• _Objective_: Convert every line of the material below into a JSON list of strings, one per line, and skip any blank lines. Leave the pictures out.

• _Record extracts_:
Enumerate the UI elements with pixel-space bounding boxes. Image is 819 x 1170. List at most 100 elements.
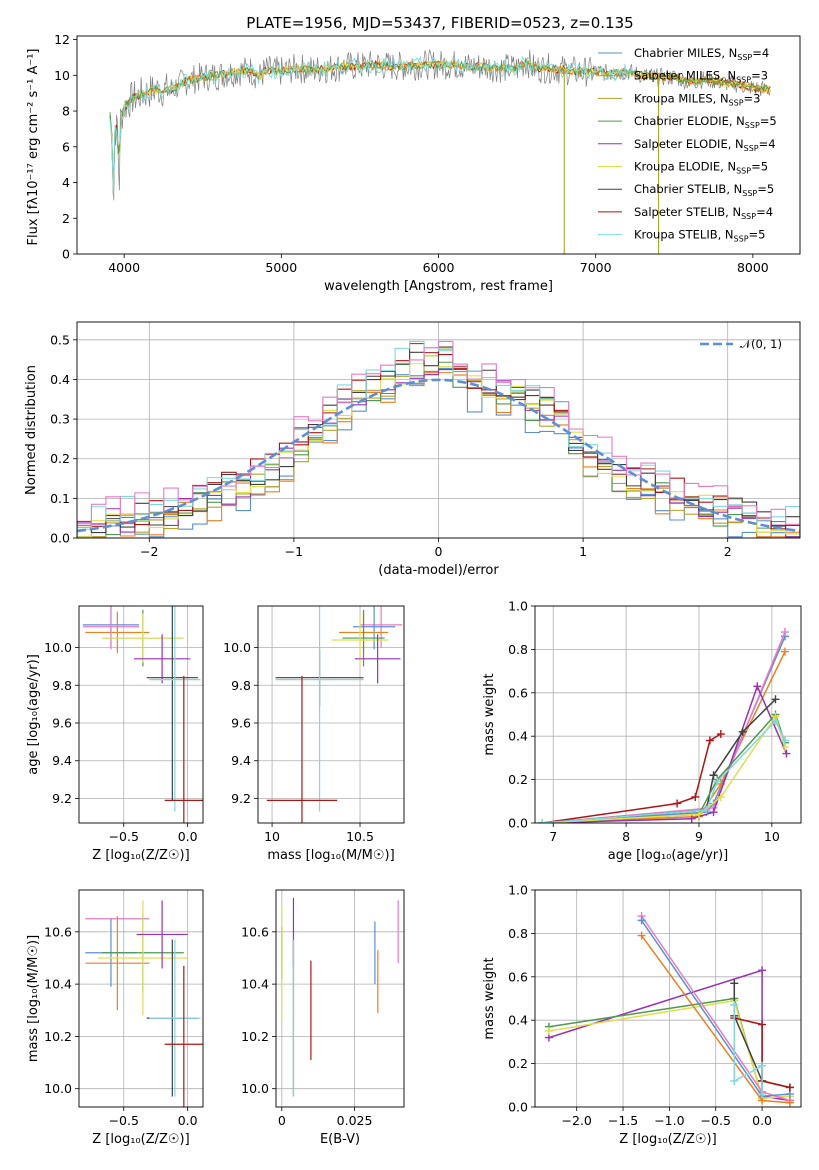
x-tick-label: 8	[622, 829, 630, 844]
mass-weight-point-marker	[702, 805, 711, 814]
y-tick-label: 0.0	[50, 531, 70, 546]
y-tick-label: 0.6	[508, 969, 528, 984]
legend-entry: Chabrier STELIB, NSSP=5	[634, 182, 774, 198]
residual-histogram-step	[77, 346, 800, 538]
age-vs-metallicity-panel: −0.5 0.0 9.2 9.4 9.6 9.8 10.0 Z [log₁₀(Z/Z☉)] ag…	[26, 605, 204, 863]
legend-subscript: SSP	[734, 235, 749, 244]
x-tick-label: −0.5	[109, 829, 139, 844]
x-tick-label: 6000	[423, 260, 455, 275]
legend-text: Salpeter ELODIE, N	[634, 137, 744, 151]
legend-subscript: SSP	[744, 144, 759, 153]
mass-weight-point-marker	[771, 717, 780, 726]
y-tick-label: 10.0	[223, 640, 251, 655]
x-axis-label: mass [log₁₀(M/M☉)]	[267, 848, 394, 863]
plot-area	[538, 628, 791, 823]
legend-value: =4	[752, 46, 769, 60]
grid-lines	[79, 890, 203, 1107]
mass-weight-point-marker	[691, 792, 700, 801]
y-axis-label: Flux [fλ10⁻¹⁷ erg cm⁻² s⁻¹ A⁻¹]	[26, 49, 41, 246]
plot-area	[85, 900, 203, 1107]
y-tick-label: 8	[62, 104, 70, 119]
y-tick-label: 9.8	[52, 678, 72, 693]
mass-weight-vs-metallicity-panel: −2.0 −1.5 −1.0 −0.5 0.0 0.0 0.2 0.4 0.6 0.8 1.0 Z […	[482, 883, 802, 1147]
mass-weight-series-line	[733, 1005, 763, 1094]
y-tick-label: 10.0	[241, 1081, 269, 1096]
mass-weight-point-marker	[687, 814, 696, 823]
mass-weight-point-marker	[709, 808, 718, 817]
y-tick-label: 9.8	[231, 678, 251, 693]
y-tick-label: 0	[62, 247, 70, 262]
legend-entry: Salpeter ELODIE, NSSP=4	[634, 137, 776, 153]
x-tick-label: 10	[264, 829, 280, 844]
x-tick-label: 7	[549, 829, 557, 844]
x-tick-label: 9	[695, 829, 703, 844]
legend-value: =4	[759, 137, 776, 151]
plot-area	[109, 49, 771, 254]
legend-subscript: SSP	[736, 167, 751, 176]
residual-histogram-step	[77, 340, 800, 538]
x-tick-label: 8000	[737, 260, 769, 275]
mass-weight-point-marker	[538, 819, 547, 823]
legend-text: Salpeter MILES, N	[634, 69, 736, 83]
y-axis-label: mass [log₁₀(M/M☉)]	[26, 935, 41, 1062]
legend-value: =4	[756, 205, 773, 219]
y-tick-label: 2	[62, 211, 70, 226]
axes-frame	[76, 35, 801, 255]
axes-frame	[534, 889, 802, 1108]
legend-entry: Salpeter STELIB, NSSP=4	[634, 205, 773, 221]
y-tick-label: 0.5	[50, 332, 70, 347]
x-tick-label: 10.5	[346, 829, 374, 844]
legend-text: Salpeter STELIB, N	[634, 205, 741, 219]
mass-weight-point-marker	[758, 1089, 767, 1098]
y-tick-label: 12	[54, 32, 70, 47]
mass-weight-point-marker	[730, 1076, 739, 1085]
figure-title: PLATE=1956, MJD=53437, FIBERID=0523, z=0…	[246, 14, 633, 32]
legend-text: Kroupa ELODIE, N	[634, 160, 736, 174]
mass-weight-point-marker	[758, 966, 767, 975]
legend-value: =3	[744, 91, 761, 105]
x-tick-label: −0.5	[109, 1113, 139, 1128]
mass-weight-point-marker	[782, 749, 791, 758]
legend-value: =5	[760, 114, 777, 128]
legend-text: Chabrier ELODIE, N	[634, 114, 745, 128]
legend-value: =5	[749, 228, 766, 242]
y-tick-label: 1.0	[508, 599, 528, 614]
mass-weight-point-marker	[771, 695, 780, 704]
mass-weight-point-marker	[716, 792, 725, 801]
legend-subscript: SSP	[736, 76, 751, 85]
x-tick-label: −0.5	[701, 1113, 731, 1128]
mass-weight-point-marker	[780, 647, 789, 656]
legend-value: =5	[757, 182, 774, 196]
legend-subscript: SSP	[742, 189, 757, 198]
x-tick-label: 5000	[265, 260, 297, 275]
mass-weight-series-line	[734, 1017, 791, 1089]
legend-subscript: SSP	[741, 212, 756, 221]
y-tick-label: 0.2	[508, 772, 528, 787]
spectrum-panel: 4000 5000 6000 7000 8000 0 2 4 6 8 10 12 wavelength …	[26, 32, 801, 294]
y-tick-label: 9.6	[52, 715, 72, 730]
axes-frame	[275, 889, 405, 1108]
mass-weight-point-marker	[709, 771, 718, 780]
y-tick-label: 0.6	[508, 685, 528, 700]
y-tick-label: 10.2	[241, 1029, 269, 1044]
plot-area	[266, 606, 403, 823]
mass-weight-point-marker	[780, 736, 789, 745]
legend-value: =3	[751, 69, 768, 83]
x-tick-label: 0.0	[178, 1113, 198, 1128]
x-axis-label: age [log₁₀(age/yr)]	[608, 848, 729, 863]
x-axis-label: wavelength [Angstrom, rest frame]	[324, 279, 553, 294]
y-tick-label: 0.8	[508, 926, 528, 941]
observed-spectrum-line	[109, 49, 771, 201]
y-axis-label: age [log₁₀(age/yr)]	[26, 654, 41, 775]
y-tick-label: 0.0	[508, 816, 528, 831]
legend-entry: Salpeter MILES, NSSP=3	[634, 69, 768, 85]
y-tick-label: 0.1	[50, 491, 70, 506]
x-tick-label: 7000	[580, 260, 612, 275]
y-tick-label: 10.0	[44, 640, 72, 655]
y-tick-label: 0.3	[50, 412, 70, 427]
mass-weight-point-marker	[758, 1020, 767, 1029]
x-axis-label: Z [log₁₀(Z/Z☉)]	[619, 1132, 716, 1147]
mass-weight-point-marker	[758, 1061, 767, 1070]
legend-text: Kroupa MILES, N	[634, 91, 729, 105]
y-tick-label: 0.4	[50, 372, 70, 387]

• _Output of the task_:
[
  "Enumerate the UI elements with pixel-space bounding boxes. Image is 819 x 1170. List at most 100 elements.",
  "x-tick-label: 8\t[622, 829, 630, 844]",
  "mass-weight-point-marker\t[702, 805, 711, 814]",
  "y-tick-label: 0.0\t[50, 531, 70, 546]",
  "y-tick-label: 0.6\t[508, 969, 528, 984]",
  "legend-entry: Chabrier STELIB, NSSP=5\t[634, 182, 774, 198]",
  "residual-histogram-step\t[77, 346, 800, 538]",
  "age-vs-metallicity-panel: −0.5 0.0 9.2 9.4 9.6 9.8 10.0 Z [log₁₀(Z/Z☉)] ag…\t[26, 605, 204, 863]",
  "legend-subscript: SSP\t[734, 235, 749, 244]",
  "x-tick-label: −0.5\t[109, 829, 139, 844]",
  "x-tick-label: 6000\t[423, 260, 455, 275]",
  "legend-text: Salpeter ELODIE, N\t[634, 137, 744, 151]",
  "legend-subscript: SSP\t[744, 144, 759, 153]",
  "mass-weight-point-marker\t[771, 717, 780, 726]",
  "y-tick-label: 10.0\t[223, 640, 251, 655]",
  "x-axis-label: mass [log₁₀(M/M☉)]\t[267, 848, 394, 863]",
  "plot-area\t[538, 628, 791, 823]",
  "legend-value: =4\t[752, 46, 769, 60]",
  "grid-lines\t[79, 890, 203, 1107]",
  "mass-weight-point-marker\t[691, 792, 700, 801]",
  "y-axis-label: Flux [fλ10⁻¹⁷ erg cm⁻² s⁻¹ A⁻¹]\t[26, 49, 41, 246]",
  "plot-area\t[85, 900, 203, 1107]",
  "y-tick-label: 8\t[62, 104, 70, 119]",
  "y-tick-label: 9.8\t[52, 678, 72, 693]",
  "mass-weight-vs-metallicity-panel: −2.0 −1.5 −1.0 −0.5 0.0 0.0 0.2 0.4 0.6 0.8 1.0 Z […\t[482, 883, 802, 1147]",
  "mass-weight-series-line\t[733, 1005, 763, 1094]",
  "y-tick-label: 10.0\t[241, 1081, 269, 1096]",
  "mass-weight-point-marker\t[687, 814, 696, 823]",
  "mass-weight-point-marker\t[709, 808, 718, 817]",
  "y-tick-label: 9.8\t[231, 678, 251, 693]",
  "y-tick-label: 0\t[62, 247, 70, 262]",
  "legend-entry: Salpeter ELODIE, NSSP=4\t[634, 137, 776, 153]",
  "x-tick-label: 10\t[264, 829, 280, 844]",
  "x-tick-label: 7\t[549, 829, 557, 844]",
  "x-tick-label: 9\t[695, 829, 703, 844]",
  "legend-value: =4\t[759, 137, 776, 151]",
  "plot-area\t[109, 49, 771, 254]",
  "legend-subscript: SSP\t[736, 167, 751, 176]",
  "residual-histogram-step\t[77, 340, 800, 538]",
  "x-tick-label: 8000\t[737, 260, 769, 275]",
  "mass-weight-point-marker\t[538, 819, 547, 823]",
  "legend-text: Salpeter MILES, N\t[634, 69, 736, 83]",
  "y-axis-label: mass [log₁₀(M/M☉)]\t[26, 935, 41, 1062]",
  "legend-value: =4\t[756, 205, 773, 219]",
  "y-tick-label: 2\t[62, 211, 70, 226]",
  "axes-frame\t[76, 35, 801, 255]",
  "axes-frame\t[534, 889, 802, 1108]",
  "legend-entry: Salpeter STELIB, NSSP=4\t[634, 205, 773, 221]",
  "y-tick-label: 0.5\t[50, 332, 70, 347]",
  "x-tick-label: 10.5\t[346, 829, 374, 844]",
  "legend-text: Salpeter STELIB, N\t[634, 205, 741, 219]",
  "mass-weight-point-marker\t[758, 1089, 767, 1098]",
  "y-tick-label: 12\t[54, 32, 70, 47]",
  "mass-weight-point-marker\t[730, 1076, 739, 1085]",
  "figure-title: PLATE=1956, MJD=53437, FIBERID=0523, z=0…\t[246, 14, 633, 32]",
  "legend-text: Kroupa ELODIE, N\t[634, 160, 736, 174]",
  "mass-weight-point-marker\t[758, 966, 767, 975]",
  "legend-value: =3\t[744, 91, 761, 105]",
  "x-tick-label: −0.5\t[109, 1113, 139, 1128]",
  "mass-weight-point-marker\t[782, 749, 791, 758]",
  "legend-value: =5\t[760, 114, 777, 128]",
  "legend-text: Chabrier ELODIE, N\t[634, 114, 745, 128]",
  "legend-value: =5\t[749, 228, 766, 242]",
  "y-tick-label: 1.0\t[508, 599, 528, 614]",
  "mass-weight-point-marker\t[771, 695, 780, 704]",
  "mass-weight-point-marker\t[716, 792, 725, 801]",
  "legend-subscript: SSP\t[736, 76, 751, 85]",
  "x-tick-label: −0.5\t[701, 1113, 731, 1128]",
  "mass-weight-point-marker\t[780, 647, 789, 656]",
  "legend-value: =5\t[757, 182, 774, 196]",
  "legend-subscript: SSP\t[742, 189, 757, 198]",
  "x-tick-label: 5000\t[265, 260, 297, 275]",
  "mass-weight-series-line\t[734, 1017, 791, 1089]",
  "legend-subscript: SSP\t[741, 212, 756, 221]",
  "y-tick-label: 0.2\t[508, 772, 528, 787]",
  "spectrum-panel: 4000 5000 6000 7000 8000 0 2 4 6 8 10 12 wavelength …\t[26, 32, 801, 294]",
  "y-tick-label: 9.6\t[52, 715, 72, 730]",
  "axes-frame\t[275, 889, 405, 1108]",
  "mass-weight-point-marker\t[709, 771, 718, 780]",
  "y-tick-label: 0.6\t[508, 685, 528, 700]",
  "y-tick-label: 10.2\t[241, 1029, 269, 1044]",
  "plot-area\t[266, 606, 403, 823]",
  "mass-weight-point-marker\t[780, 736, 789, 745]",
  "legend-value: =3\t[751, 69, 768, 83]",
  "x-tick-label: 0.0\t[178, 1113, 198, 1128]",
  "x-axis-label: age [log₁₀(age/yr)]\t[608, 848, 729, 863]",
  "x-axis-label: wavelength [Angstrom, rest frame]\t[324, 279, 553, 294]",
  "y-tick-label: 0.8\t[508, 926, 528, 941]",
  "observed-spectrum-line\t[109, 49, 771, 201]",
  "y-axis-label: age [log₁₀(age/yr)]\t[26, 654, 41, 775]",
  "y-tick-label: 0.0\t[508, 816, 528, 831]",
  "legend-entry: Salpeter MILES, NSSP=3\t[634, 69, 768, 85]",
  "y-tick-label: 0.1\t[50, 491, 70, 506]",
  "x-tick-label: 7000\t[580, 260, 612, 275]",
  "y-tick-label: 10.0\t[44, 640, 72, 655]",
  "y-tick-label: 0.3\t[50, 412, 70, 427]",
  "mass-weight-point-marker\t[758, 1020, 767, 1029]",
  "x-axis-label: Z [log₁₀(Z/Z☉)]\t[619, 1132, 716, 1147]",
  "mass-weight-point-marker\t[758, 1061, 767, 1070]",
  "legend-text: Kroupa MILES, N\t[634, 91, 729, 105]",
  "y-tick-label: 0.4\t[50, 372, 70, 387]"
]